[Excerpted passage start]

After discussing the
TPC-DS results, it's time to look at the last benchmark,
testing performance of built-in fulltext (and GIN/GiST index
implementation in general).
The one chart you should remember from this post is this one,
GIN speedup between 9.3 and 9.4:
Interpreting this chart is a bit tricky - x-axis tracks duration
on PostgreSQL 9.3 (log scale), while y-axis (linear scale) tracks
relative speedup 9.4 vs. 9.3, so 1.0 means 'equal performance', and
0.5 means that 9.4 is 2x faster than 9.3.
The chart pretty much shows exponential speedup
for vast majority of queries - the longer the duration on 9.3, the
higher the speedup on 9.4. That's pretty awesome, IMNSHO. What
exactly caused that will be discussed later (spoiler: it's thanks
to GIN fastscan). Also notice that almost no queries are slower on
9.4, and those few examples are not significantly slower.
While both pgbench
and TPC-DS are well
established benchmarks, there's no such benchmark for testing
fulltext performance (as far as I know). Luckily, I've had played
with the fulltext features a while ago, implementing archie - an in-database
mailing list archive.

[Excerpted passage end]
[Dataset start]

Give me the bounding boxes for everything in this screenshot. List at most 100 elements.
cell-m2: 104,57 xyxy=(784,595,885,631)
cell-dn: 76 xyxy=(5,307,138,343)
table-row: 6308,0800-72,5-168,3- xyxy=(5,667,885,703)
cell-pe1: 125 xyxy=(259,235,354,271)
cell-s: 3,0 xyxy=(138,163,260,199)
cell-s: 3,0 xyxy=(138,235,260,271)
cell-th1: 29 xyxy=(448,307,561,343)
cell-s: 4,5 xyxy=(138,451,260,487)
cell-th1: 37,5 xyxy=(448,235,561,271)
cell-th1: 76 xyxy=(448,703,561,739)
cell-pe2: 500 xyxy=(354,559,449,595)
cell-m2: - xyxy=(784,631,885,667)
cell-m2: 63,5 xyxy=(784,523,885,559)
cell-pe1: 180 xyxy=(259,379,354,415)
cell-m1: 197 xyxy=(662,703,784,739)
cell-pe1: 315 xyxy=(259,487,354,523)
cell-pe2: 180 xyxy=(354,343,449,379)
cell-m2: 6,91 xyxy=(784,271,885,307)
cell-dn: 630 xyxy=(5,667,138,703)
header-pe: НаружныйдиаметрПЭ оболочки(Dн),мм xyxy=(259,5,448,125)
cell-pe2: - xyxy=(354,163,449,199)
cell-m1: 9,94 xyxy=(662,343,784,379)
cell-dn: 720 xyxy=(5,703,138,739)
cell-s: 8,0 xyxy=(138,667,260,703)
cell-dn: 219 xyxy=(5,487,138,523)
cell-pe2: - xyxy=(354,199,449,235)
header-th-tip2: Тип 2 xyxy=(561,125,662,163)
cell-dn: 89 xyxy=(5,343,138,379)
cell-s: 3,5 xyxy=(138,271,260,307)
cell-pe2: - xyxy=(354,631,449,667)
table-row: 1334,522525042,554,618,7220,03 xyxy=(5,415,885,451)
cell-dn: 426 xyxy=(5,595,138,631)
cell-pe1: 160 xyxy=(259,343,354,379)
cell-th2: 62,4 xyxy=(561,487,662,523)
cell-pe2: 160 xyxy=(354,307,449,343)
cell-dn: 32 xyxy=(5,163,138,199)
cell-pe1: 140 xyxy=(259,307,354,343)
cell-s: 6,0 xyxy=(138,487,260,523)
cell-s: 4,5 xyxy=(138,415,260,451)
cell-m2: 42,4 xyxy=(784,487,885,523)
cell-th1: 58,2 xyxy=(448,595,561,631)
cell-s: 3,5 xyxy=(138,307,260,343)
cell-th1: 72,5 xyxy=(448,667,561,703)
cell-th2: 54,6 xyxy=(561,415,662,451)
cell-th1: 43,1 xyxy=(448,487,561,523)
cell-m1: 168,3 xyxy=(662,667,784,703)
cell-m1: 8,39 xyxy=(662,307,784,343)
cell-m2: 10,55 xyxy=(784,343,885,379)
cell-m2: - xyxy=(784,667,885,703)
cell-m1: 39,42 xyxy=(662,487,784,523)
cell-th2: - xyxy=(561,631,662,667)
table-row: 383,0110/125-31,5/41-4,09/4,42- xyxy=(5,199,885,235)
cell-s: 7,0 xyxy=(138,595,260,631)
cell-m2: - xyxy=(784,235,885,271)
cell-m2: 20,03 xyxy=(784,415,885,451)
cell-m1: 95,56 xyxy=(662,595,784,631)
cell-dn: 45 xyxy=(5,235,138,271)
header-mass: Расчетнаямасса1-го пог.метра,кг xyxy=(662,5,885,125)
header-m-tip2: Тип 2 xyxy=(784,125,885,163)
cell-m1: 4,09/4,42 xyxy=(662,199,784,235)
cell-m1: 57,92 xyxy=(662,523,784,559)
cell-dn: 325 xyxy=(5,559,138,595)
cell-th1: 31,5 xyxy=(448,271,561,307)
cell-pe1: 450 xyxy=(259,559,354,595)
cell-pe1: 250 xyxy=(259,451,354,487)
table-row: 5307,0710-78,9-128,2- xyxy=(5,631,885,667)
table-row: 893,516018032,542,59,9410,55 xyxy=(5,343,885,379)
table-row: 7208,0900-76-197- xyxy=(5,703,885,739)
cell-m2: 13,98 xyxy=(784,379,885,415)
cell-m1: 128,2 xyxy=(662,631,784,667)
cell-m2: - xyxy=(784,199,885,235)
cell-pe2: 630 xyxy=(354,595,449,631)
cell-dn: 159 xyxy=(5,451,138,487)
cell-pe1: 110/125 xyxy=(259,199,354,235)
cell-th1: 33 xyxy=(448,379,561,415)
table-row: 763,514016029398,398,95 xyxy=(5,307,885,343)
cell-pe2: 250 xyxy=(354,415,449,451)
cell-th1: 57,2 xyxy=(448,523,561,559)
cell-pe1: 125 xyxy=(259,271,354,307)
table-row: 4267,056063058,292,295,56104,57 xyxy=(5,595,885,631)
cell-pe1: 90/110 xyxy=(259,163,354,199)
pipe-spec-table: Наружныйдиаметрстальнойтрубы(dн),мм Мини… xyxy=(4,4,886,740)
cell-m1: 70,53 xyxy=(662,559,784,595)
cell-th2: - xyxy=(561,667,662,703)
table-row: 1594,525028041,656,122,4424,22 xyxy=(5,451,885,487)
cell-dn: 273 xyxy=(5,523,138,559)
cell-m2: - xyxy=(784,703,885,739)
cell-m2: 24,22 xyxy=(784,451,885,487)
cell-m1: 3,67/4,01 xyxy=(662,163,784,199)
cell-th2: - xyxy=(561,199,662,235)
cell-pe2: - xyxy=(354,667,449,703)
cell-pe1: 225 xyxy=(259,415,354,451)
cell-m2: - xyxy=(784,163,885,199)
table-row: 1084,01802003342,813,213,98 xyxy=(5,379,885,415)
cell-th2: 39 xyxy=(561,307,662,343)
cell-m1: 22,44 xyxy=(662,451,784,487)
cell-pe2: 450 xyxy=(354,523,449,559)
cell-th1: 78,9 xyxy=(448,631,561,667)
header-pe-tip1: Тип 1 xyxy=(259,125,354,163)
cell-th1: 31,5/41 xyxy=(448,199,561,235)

[Dataset end]

(Task instructions)
**A.** Repeat the PostgreSQL benchmark post word for word from "The chart pretty" to "mailing list archive.".
**B.** Rewrite the rows from the first one through the line with "cell-pe1: 125 xyxy=(259,235,354,271)", replacing "cell-dn" with "cell-diameter" and changing nothing else. Give only those lines.
The text and the rows are separate material with no connection between them.

(Answers)
**A.**
The chart pretty much shows exponential speedup
for vast majority of queries - the longer the duration on 9.3, the
higher the speedup on 9.4. That's pretty awesome, IMNSHO. What
exactly caused that will be discussed later (spoiler: it's thanks
to GIN fastscan). Also notice that almost no queries are slower on
9.4, and those few examples are not significantly slower.
While both pgbench
and TPC-DS are well
established benchmarks, there's no such benchmark for testing
fulltext performance (as far as I know). Luckily, I've had played
with the fulltext features a while ago, implementing archie - an in-database
mailing list archive.

**B.**
Give me the bounding boxes for everything in this screenshot. List at most 100 elements.
cell-m2: 104,57 xyxy=(784,595,885,631)
cell-diameter: 76 xyxy=(5,307,138,343)
table-row: 6308,0800-72,5-168,3- xyxy=(5,667,885,703)
cell-pe1: 125 xyxy=(259,235,354,271)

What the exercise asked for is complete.